'''
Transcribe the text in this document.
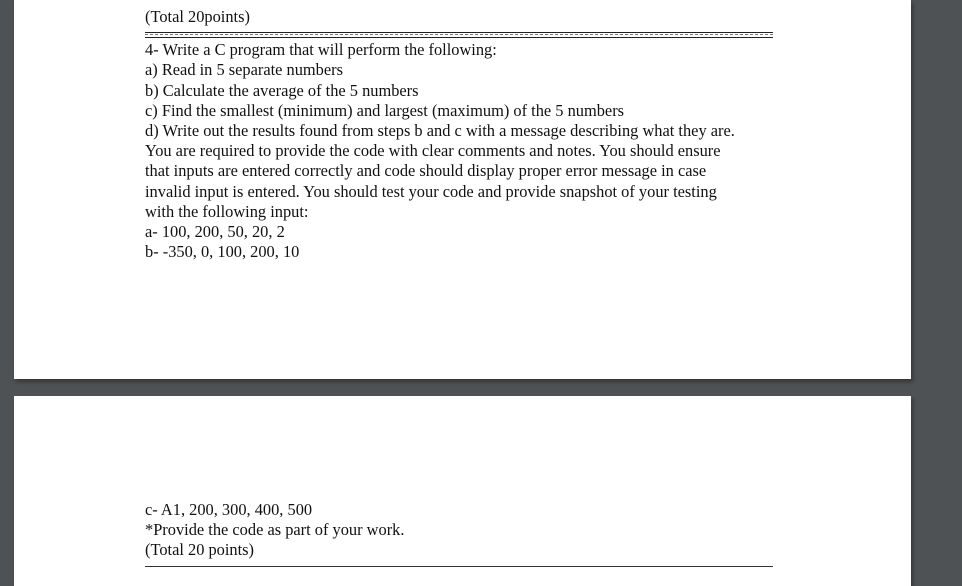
(Total 20points)
4- Write a C program that will perform the following:
a) Read in 5 separate numbers
b) Calculate the average of the 5 numbers
c) Find the smallest (minimum) and largest (maximum) of the 5 numbers
d) Write out the results found from steps b and c with a message describing what they are.
You are required to provide the code with clear comments and notes. You should ensure
that inputs are entered correctly and code should display proper error message in case
invalid input is entered. You should test your code and provide snapshot of your testing
with the following input:
a- 100, 200, 50, 20, 2
b- -350, 0, 100, 200, 10
c- A1, 200, 300, 400, 500
*Provide the code as part of your work.
(Total 20 points)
'''
● **REQUEST**: Copy the records above exactly. The pictures are not part of the copy.

● **RESPONSE**:
Transcribe the text in this document.
(Total 20points)
4- Write a C program that will perform the following:
a) Read in 5 separate numbers
b) Calculate the average of the 5 numbers
c) Find the smallest (minimum) and largest (maximum) of the 5 numbers
d) Write out the results found from steps b and c with a message describing what they are.
You are required to provide the code with clear comments and notes. You should ensure
that inputs are entered correctly and code should display proper error message in case
invalid input is entered. You should test your code and provide snapshot of your testing
with the following input:
a- 100, 200, 50, 20, 2
b- -350, 0, 100, 200, 10
c- A1, 200, 300, 400, 500
*Provide the code as part of your work.
(Total 20 points)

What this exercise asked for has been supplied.